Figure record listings
[BEGIN]

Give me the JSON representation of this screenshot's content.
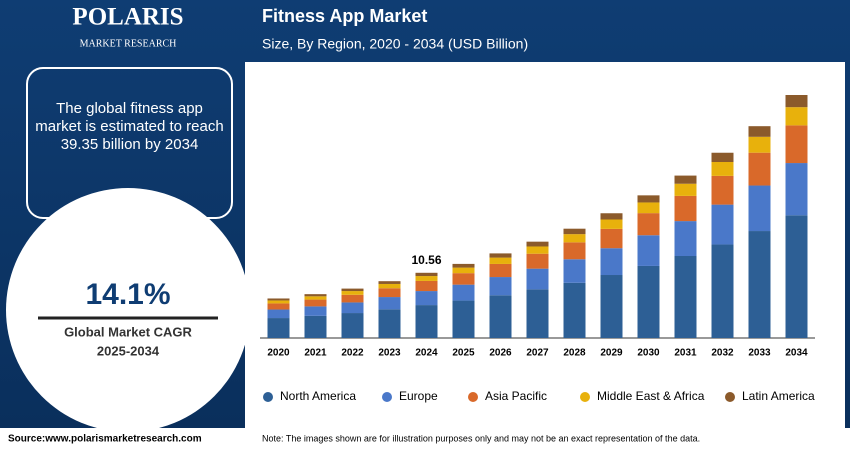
{
  "branding": {
    "name": "POLARIS",
    "tagline": "MARKET RESEARCH"
  },
  "sidebar": {
    "summary": "The global fitness app market is estimated to reach 39.35 billion by 2034",
    "cagr": "14.1%",
    "cagr_label": "Global Market CAGR",
    "cagr_period": "2025-2034"
  },
  "footer": {
    "source": "Source:www.polarismarketresearch.com",
    "note": "Note: The images shown are for illustration purposes only and may not be an exact representation of the data."
  },
  "chart_data": {
    "type": "stacked-bar",
    "title": "Fitness App Market",
    "subtitle": "Size, By Region, 2020 - 2034 (USD Billion)",
    "categories": [
      "2020",
      "2021",
      "2022",
      "2023",
      "2024",
      "2025",
      "2026",
      "2027",
      "2028",
      "2029",
      "2030",
      "2031",
      "2032",
      "2033",
      "2034"
    ],
    "series": [
      {
        "name": "North America",
        "color": "#2d5f95",
        "values": [
          3.23,
          3.59,
          4.04,
          4.65,
          5.33,
          6.06,
          6.92,
          7.88,
          8.94,
          10.2,
          11.67,
          13.28,
          15.15,
          17.32,
          19.87
        ]
      },
      {
        "name": "Europe",
        "color": "#4a78c9",
        "values": [
          1.38,
          1.53,
          1.72,
          1.98,
          2.27,
          2.58,
          2.95,
          3.35,
          3.81,
          4.34,
          4.97,
          5.65,
          6.45,
          7.37,
          8.46
        ]
      },
      {
        "name": "Asia Pacific",
        "color": "#d9692a",
        "values": [
          0.99,
          1.1,
          1.24,
          1.43,
          1.64,
          1.86,
          2.12,
          2.42,
          2.74,
          3.13,
          3.58,
          4.08,
          4.65,
          5.32,
          6.1
        ]
      },
      {
        "name": "Middle East & Africa",
        "color": "#e8b10c",
        "values": [
          0.48,
          0.53,
          0.6,
          0.69,
          0.79,
          0.9,
          1.03,
          1.17,
          1.33,
          1.52,
          1.73,
          1.97,
          2.25,
          2.57,
          2.95
        ]
      },
      {
        "name": "Latin America",
        "color": "#8b5a2b",
        "values": [
          0.32,
          0.35,
          0.4,
          0.45,
          0.53,
          0.6,
          0.68,
          0.78,
          0.88,
          1.01,
          1.15,
          1.32,
          1.5,
          1.72,
          1.97
        ]
      }
    ],
    "annotations": [
      {
        "category": "2024",
        "text": "10.56"
      }
    ],
    "legend": "bottom"
  }
}
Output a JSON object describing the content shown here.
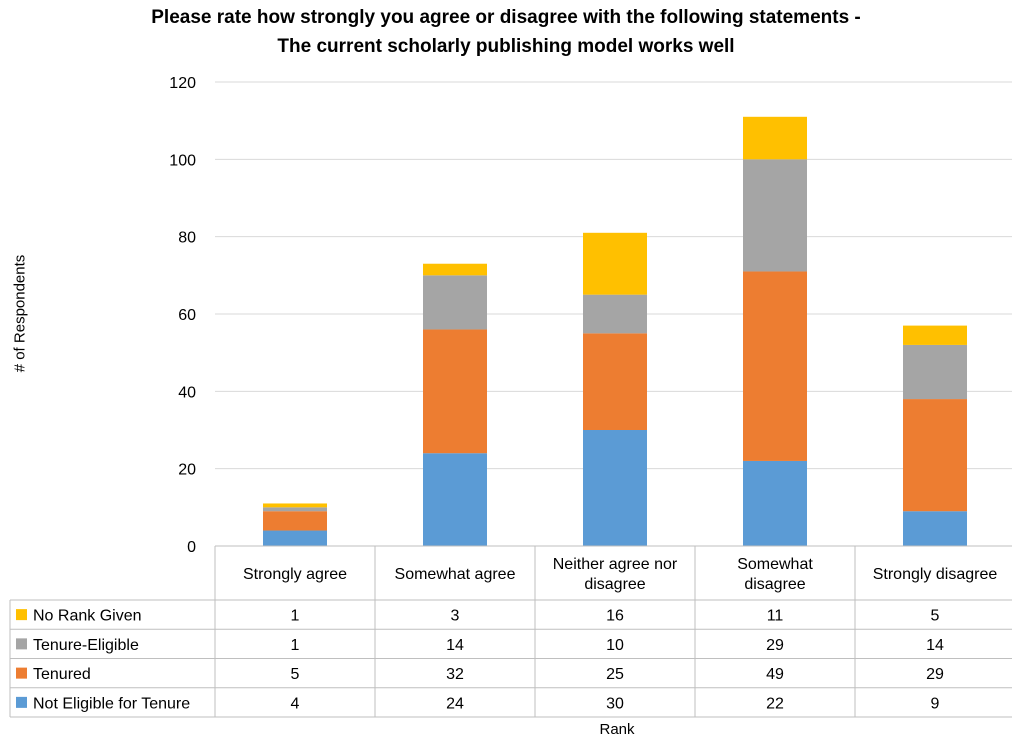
{
  "chart_data": {
    "type": "bar",
    "stacked": true,
    "title": "Please rate how strongly you agree or disagree with the following statements - The current scholarly publishing model works well",
    "title_lines": [
      "Please rate how strongly you agree or disagree with the following statements -",
      "The current scholarly publishing model works well"
    ],
    "xlabel": "Rank",
    "ylabel": "# of Respondents",
    "ylim": [
      0,
      120
    ],
    "yticks": [
      0,
      20,
      40,
      60,
      80,
      100,
      120
    ],
    "grid": true,
    "legend": "data table (bottom)",
    "categories": [
      [
        "Strongly agree"
      ],
      [
        "Somewhat agree"
      ],
      [
        "Neither agree nor",
        "disagree"
      ],
      [
        "Somewhat",
        "disagree"
      ],
      [
        "Strongly disagree"
      ]
    ],
    "series": [
      {
        "name": "Not Eligible for Tenure",
        "color": "#5B9BD5",
        "values": [
          4,
          24,
          30,
          22,
          9
        ]
      },
      {
        "name": "Tenured",
        "color": "#ED7D31",
        "values": [
          5,
          32,
          25,
          49,
          29
        ]
      },
      {
        "name": "Tenure-Eligible",
        "color": "#A5A5A5",
        "values": [
          1,
          14,
          10,
          29,
          14
        ]
      },
      {
        "name": "No Rank Given",
        "color": "#FFC000",
        "values": [
          1,
          3,
          16,
          11,
          5
        ]
      }
    ],
    "table_row_order": [
      "No Rank Given",
      "Tenure-Eligible",
      "Tenured",
      "Not Eligible for Tenure"
    ]
  }
}
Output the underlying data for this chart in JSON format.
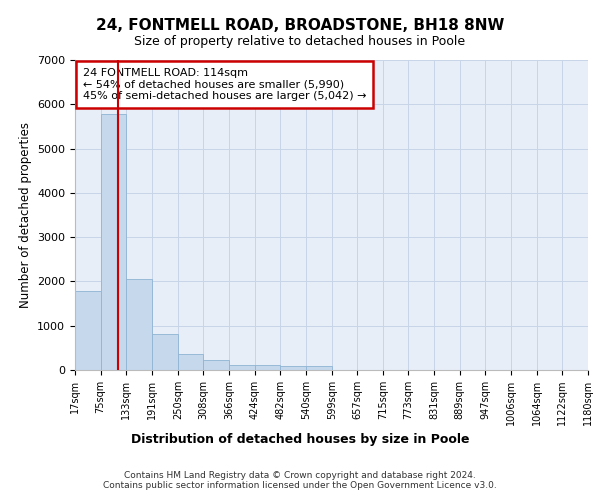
{
  "title1": "24, FONTMELL ROAD, BROADSTONE, BH18 8NW",
  "title2": "Size of property relative to detached houses in Poole",
  "xlabel": "Distribution of detached houses by size in Poole",
  "ylabel": "Number of detached properties",
  "footer1": "Contains HM Land Registry data © Crown copyright and database right 2024.",
  "footer2": "Contains public sector information licensed under the Open Government Licence v3.0.",
  "annotation_title": "24 FONTMELL ROAD: 114sqm",
  "annotation_line1": "← 54% of detached houses are smaller (5,990)",
  "annotation_line2": "45% of semi-detached houses are larger (5,042) →",
  "bar_edges": [
    17,
    75,
    133,
    191,
    250,
    308,
    366,
    424,
    482,
    540,
    599,
    657,
    715,
    773,
    831,
    889,
    947,
    1006,
    1064,
    1122,
    1180
  ],
  "bar_heights": [
    1780,
    5780,
    2060,
    820,
    360,
    230,
    110,
    110,
    95,
    80,
    0,
    0,
    0,
    0,
    0,
    0,
    0,
    0,
    0,
    0
  ],
  "bar_color": "#c5d8ec",
  "bar_edge_color": "#8fb4d4",
  "grid_color": "#c8d4e8",
  "background_color": "#e8eef8",
  "red_line_x": 114,
  "ylim": [
    0,
    7000
  ],
  "xlim": [
    17,
    1180
  ],
  "annotation_box_color": "#ffffff",
  "annotation_box_edge": "#cc0000",
  "red_line_color": "#cc0000",
  "title1_fontsize": 11,
  "title2_fontsize": 9
}
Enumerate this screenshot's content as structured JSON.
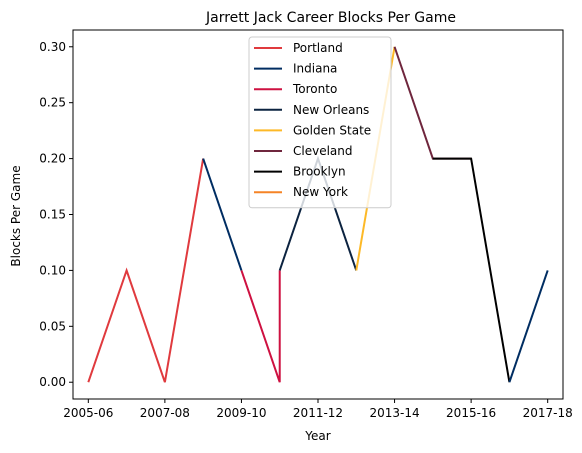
{
  "chart_data": {
    "type": "line",
    "title": "Jarrett Jack Career Blocks Per Game",
    "xlabel": "Year",
    "ylabel": "Blocks Per Game",
    "x_tick_labels": [
      "2005-06",
      "2007-08",
      "2009-10",
      "2011-12",
      "2013-14",
      "2015-16",
      "2017-18"
    ],
    "y_ticks": [
      0.0,
      0.05,
      0.1,
      0.15,
      0.2,
      0.25,
      0.3
    ],
    "y_tick_labels": [
      "0.00",
      "0.05",
      "0.10",
      "0.15",
      "0.20",
      "0.25",
      "0.30"
    ],
    "xlim": [
      2004.6,
      2017.4
    ],
    "ylim": [
      -0.015,
      0.315
    ],
    "grid": false,
    "legend_position": "upper-center",
    "series": [
      {
        "name": "Portland",
        "color": "#E03A3E",
        "points": [
          [
            2005,
            0.0
          ],
          [
            2006,
            0.1
          ],
          [
            2007,
            0.0
          ],
          [
            2008,
            0.2
          ]
        ]
      },
      {
        "name": "Indiana",
        "color": "#002D62",
        "points": [
          [
            2008,
            0.2
          ],
          [
            2009,
            0.1
          ]
        ]
      },
      {
        "name": "Toronto",
        "color": "#CE1141",
        "points": [
          [
            2009,
            0.1
          ],
          [
            2010,
            0.0
          ],
          [
            2010,
            0.1
          ]
        ]
      },
      {
        "name": "New Orleans",
        "color": "#0C2340",
        "points": [
          [
            2010,
            0.1
          ],
          [
            2011,
            0.2
          ],
          [
            2012,
            0.1
          ]
        ]
      },
      {
        "name": "Golden State",
        "color": "#FDB927",
        "points": [
          [
            2012,
            0.1
          ],
          [
            2013,
            0.3
          ]
        ]
      },
      {
        "name": "Cleveland",
        "color": "#6F263D",
        "points": [
          [
            2013,
            0.3
          ],
          [
            2014,
            0.2
          ],
          [
            2015,
            0.2
          ]
        ]
      },
      {
        "name": "Brooklyn",
        "color": "#000000",
        "points": [
          [
            2014,
            0.2
          ],
          [
            2015,
            0.2
          ],
          [
            2016,
            0.0
          ]
        ]
      },
      {
        "name": "New York",
        "color": "#F58426",
        "points": []
      },
      {
        "name": "",
        "color": "#002D62",
        "points": [
          [
            2016,
            0.0
          ],
          [
            2017,
            0.1
          ]
        ]
      }
    ]
  }
}
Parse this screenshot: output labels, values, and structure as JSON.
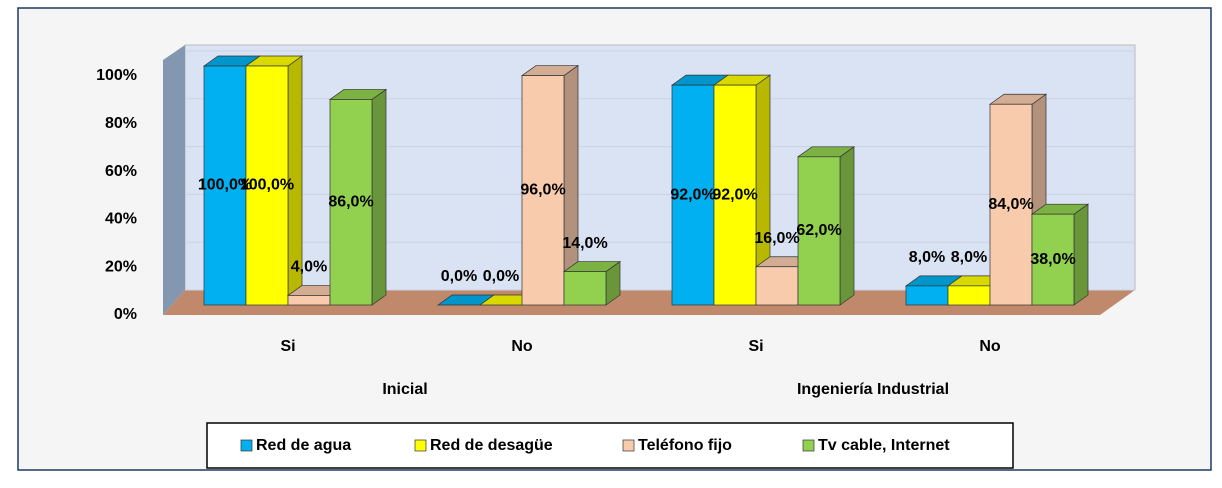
{
  "chart_data": {
    "type": "bar3d",
    "groups": [
      "Inicial",
      "Ingeniería Industrial"
    ],
    "categories": [
      "Si",
      "No",
      "Si",
      "No"
    ],
    "series": [
      {
        "name": "Red de agua",
        "color": "#00b0f0",
        "values": [
          100,
          0,
          92,
          8
        ],
        "value_labels": [
          "100,0%",
          "0,0%",
          "92,0%",
          "8,0%"
        ]
      },
      {
        "name": "Red de desagüe",
        "color": "#ffff00",
        "values": [
          100,
          0,
          92,
          8
        ],
        "value_labels": [
          "100,0%",
          "0,0%",
          "92,0%",
          "8,0%"
        ]
      },
      {
        "name": "Teléfono fijo",
        "color": "#f8cbad",
        "values": [
          4,
          96,
          16,
          84
        ],
        "value_labels": [
          "4,0%",
          "96,0%",
          "16,0%",
          "84,0%"
        ]
      },
      {
        "name": "Tv cable, Internet",
        "color": "#92d050",
        "values": [
          86,
          14,
          62,
          38
        ],
        "value_labels": [
          "86,0%",
          "14,0%",
          "62,0%",
          "38,0%"
        ]
      }
    ],
    "ylim": [
      0,
      100
    ],
    "yticks": [
      {
        "value": 0,
        "label": "0%"
      },
      {
        "value": 20,
        "label": "20%"
      },
      {
        "value": 40,
        "label": "40%"
      },
      {
        "value": 60,
        "label": "60%"
      },
      {
        "value": 80,
        "label": "80%"
      },
      {
        "value": 100,
        "label": "100%"
      }
    ],
    "grid": true,
    "legend": "bottom"
  }
}
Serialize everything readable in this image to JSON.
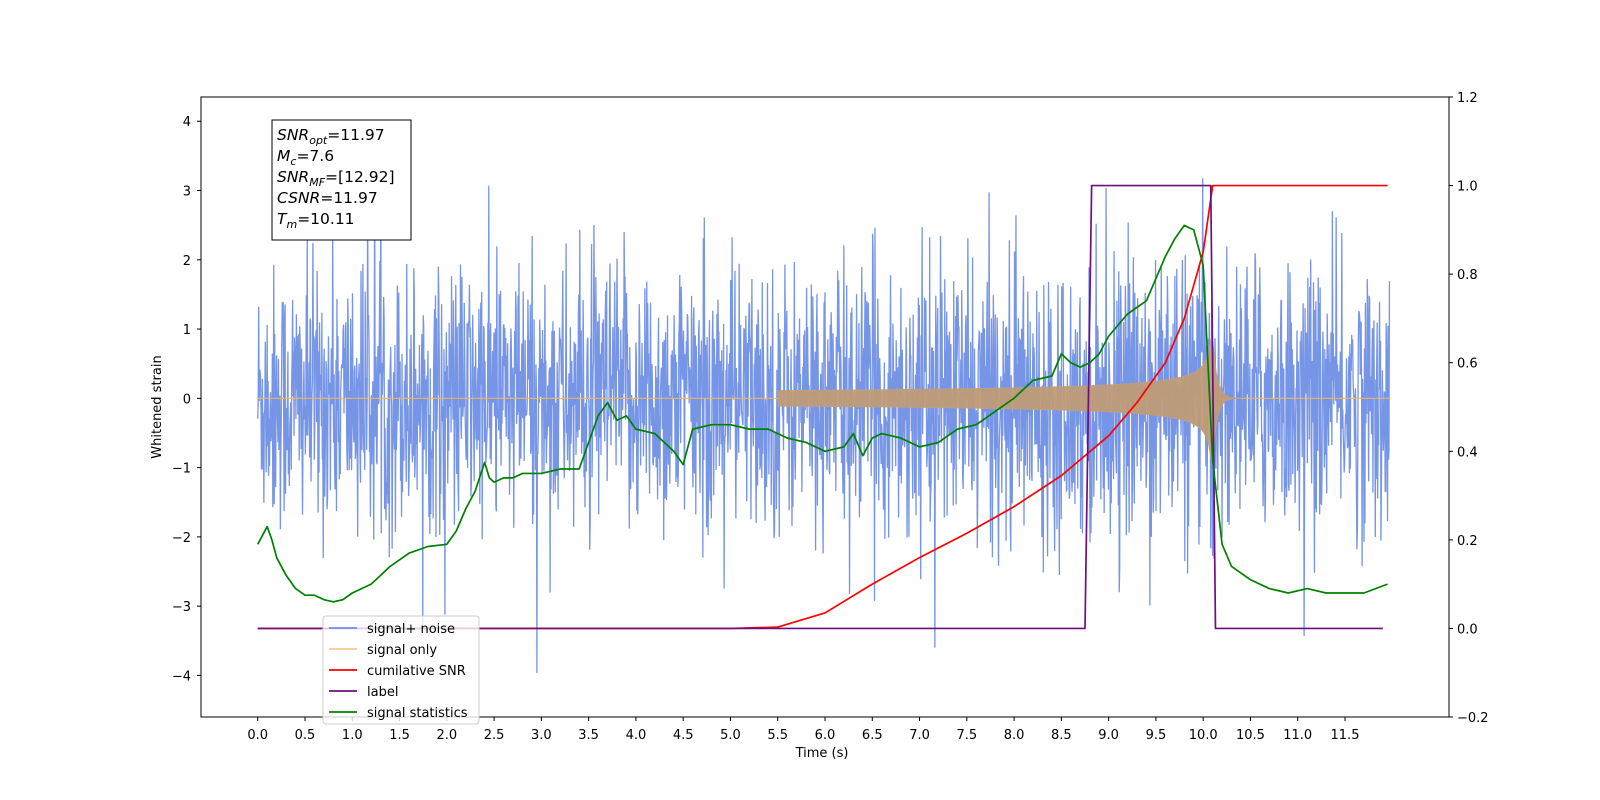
{
  "chart_data": {
    "type": "line",
    "xlabel": "Time (s)",
    "ylabel": "Whitened strain",
    "xlim": [
      -0.6,
      12.6
    ],
    "ylim": [
      -4.6,
      4.35
    ],
    "y2lim": [
      -0.2,
      1.2
    ],
    "x_ticks": [
      0.0,
      0.5,
      1.0,
      1.5,
      2.0,
      2.5,
      3.0,
      3.5,
      4.0,
      4.5,
      5.0,
      5.5,
      6.0,
      6.5,
      7.0,
      7.5,
      8.0,
      8.5,
      9.0,
      9.5,
      10.0,
      10.5,
      11.0,
      11.5
    ],
    "x_tick_labels": [
      "0.0",
      "0.5",
      "1.0",
      "1.5",
      "2.0",
      "2.5",
      "3.0",
      "3.5",
      "4.0",
      "4.5",
      "5.0",
      "5.5",
      "6.0",
      "6.5",
      "7.0",
      "7.5",
      "8.0",
      "8.5",
      "9.0",
      "9.5",
      "10.0",
      "10.5",
      "11.0",
      "11.5"
    ],
    "y_ticks": [
      -4,
      -3,
      -2,
      -1,
      0,
      1,
      2,
      3,
      4
    ],
    "y_tick_labels": [
      "−4",
      "−3",
      "−2",
      "−1",
      "0",
      "1",
      "2",
      "3",
      "4"
    ],
    "y2_ticks": [
      -0.2,
      0.0,
      0.2,
      0.4,
      0.6,
      0.8,
      1.0,
      1.2
    ],
    "y2_tick_labels": [
      "−0.2",
      "0.0",
      "0.2",
      "0.4",
      "0.6",
      "0.8",
      "1.0",
      "1.2"
    ],
    "grid": false,
    "legend_position": "lower-left",
    "info_box": {
      "lines": [
        {
          "base": "SNR",
          "sub": "opt",
          "value": "=11.97"
        },
        {
          "base": "M",
          "sub": "c",
          "value": "=7.6"
        },
        {
          "base": "SNR",
          "sub": "MF",
          "value": "=[12.92]"
        },
        {
          "base": "CSNR",
          "sub": "",
          "value": "=11.97"
        },
        {
          "base": "T",
          "sub": "m",
          "value": "=10.11"
        }
      ]
    },
    "series": [
      {
        "name": "signal+ noise",
        "color": "#6f8fe6",
        "axis": "left",
        "noise": {
          "envelope_low": [
            -2.9,
            -2.1
          ],
          "envelope_high": [
            2.0,
            3.0
          ],
          "peak_max": 3.95,
          "peak_min": -4.05
        }
      },
      {
        "name": "signal only",
        "color": "#f2b55e",
        "axis": "left",
        "chirp": {
          "start": 5.5,
          "merger": 10.1,
          "peak_amplitude": 0.9,
          "ringdown_end": 10.4
        }
      },
      {
        "name": "cumilative SNR",
        "color": "#ff0000",
        "axis": "right",
        "x": [
          0.0,
          5.0,
          5.5,
          6.0,
          6.5,
          7.0,
          7.5,
          8.0,
          8.5,
          9.0,
          9.3,
          9.6,
          9.8,
          10.0,
          10.1,
          11.0,
          11.95
        ],
        "y": [
          0.0,
          0.0,
          0.003,
          0.035,
          0.1,
          0.16,
          0.215,
          0.275,
          0.345,
          0.435,
          0.51,
          0.6,
          0.7,
          0.85,
          1.0,
          1.0,
          1.0
        ]
      },
      {
        "name": "label",
        "color": "#6e0f7f",
        "axis": "right",
        "x": [
          0.0,
          8.75,
          8.82,
          10.08,
          10.13,
          11.9
        ],
        "y": [
          0.0,
          0.0,
          1.0,
          1.0,
          0.0,
          0.0
        ]
      },
      {
        "name": "signal statistics",
        "color": "#008000",
        "axis": "right",
        "x": [
          0.0,
          0.05,
          0.1,
          0.15,
          0.2,
          0.3,
          0.4,
          0.5,
          0.6,
          0.7,
          0.8,
          0.9,
          1.0,
          1.2,
          1.4,
          1.6,
          1.8,
          2.0,
          2.1,
          2.2,
          2.3,
          2.4,
          2.45,
          2.5,
          2.6,
          2.7,
          2.8,
          3.0,
          3.2,
          3.4,
          3.6,
          3.7,
          3.8,
          3.9,
          4.0,
          4.2,
          4.4,
          4.5,
          4.6,
          4.8,
          5.0,
          5.2,
          5.4,
          5.6,
          5.8,
          6.0,
          6.2,
          6.3,
          6.4,
          6.5,
          6.6,
          6.8,
          7.0,
          7.2,
          7.4,
          7.6,
          7.8,
          8.0,
          8.2,
          8.4,
          8.5,
          8.6,
          8.7,
          8.8,
          8.9,
          9.0,
          9.2,
          9.4,
          9.6,
          9.7,
          9.8,
          9.9,
          10.0,
          10.1,
          10.2,
          10.3,
          10.5,
          10.7,
          10.9,
          11.1,
          11.3,
          11.5,
          11.7,
          11.95
        ],
        "y": [
          0.19,
          0.21,
          0.23,
          0.2,
          0.16,
          0.12,
          0.09,
          0.075,
          0.075,
          0.065,
          0.06,
          0.065,
          0.08,
          0.1,
          0.14,
          0.17,
          0.185,
          0.19,
          0.22,
          0.27,
          0.31,
          0.375,
          0.34,
          0.33,
          0.34,
          0.34,
          0.35,
          0.35,
          0.36,
          0.36,
          0.48,
          0.51,
          0.47,
          0.48,
          0.45,
          0.44,
          0.4,
          0.37,
          0.45,
          0.46,
          0.46,
          0.45,
          0.45,
          0.43,
          0.42,
          0.4,
          0.41,
          0.44,
          0.39,
          0.43,
          0.44,
          0.43,
          0.41,
          0.42,
          0.45,
          0.46,
          0.49,
          0.52,
          0.56,
          0.57,
          0.62,
          0.6,
          0.59,
          0.6,
          0.62,
          0.66,
          0.71,
          0.74,
          0.84,
          0.88,
          0.91,
          0.9,
          0.82,
          0.38,
          0.19,
          0.14,
          0.11,
          0.09,
          0.08,
          0.09,
          0.08,
          0.08,
          0.08,
          0.1
        ]
      }
    ],
    "legend_entries": [
      "signal+ noise",
      "signal only",
      "cumilative SNR",
      "label",
      "signal statistics"
    ],
    "legend_overlap_text": "signal only",
    "annotations_hidden_behind_legend": [
      "label only",
      "signal statistics"
    ]
  }
}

[END]

Identify and copy all lines with the word "representation".

Give me the JSON representation of this screenshot's content.
    "note": "Note: The images shown are for illustration purposes only and may not be an exact representation of the data."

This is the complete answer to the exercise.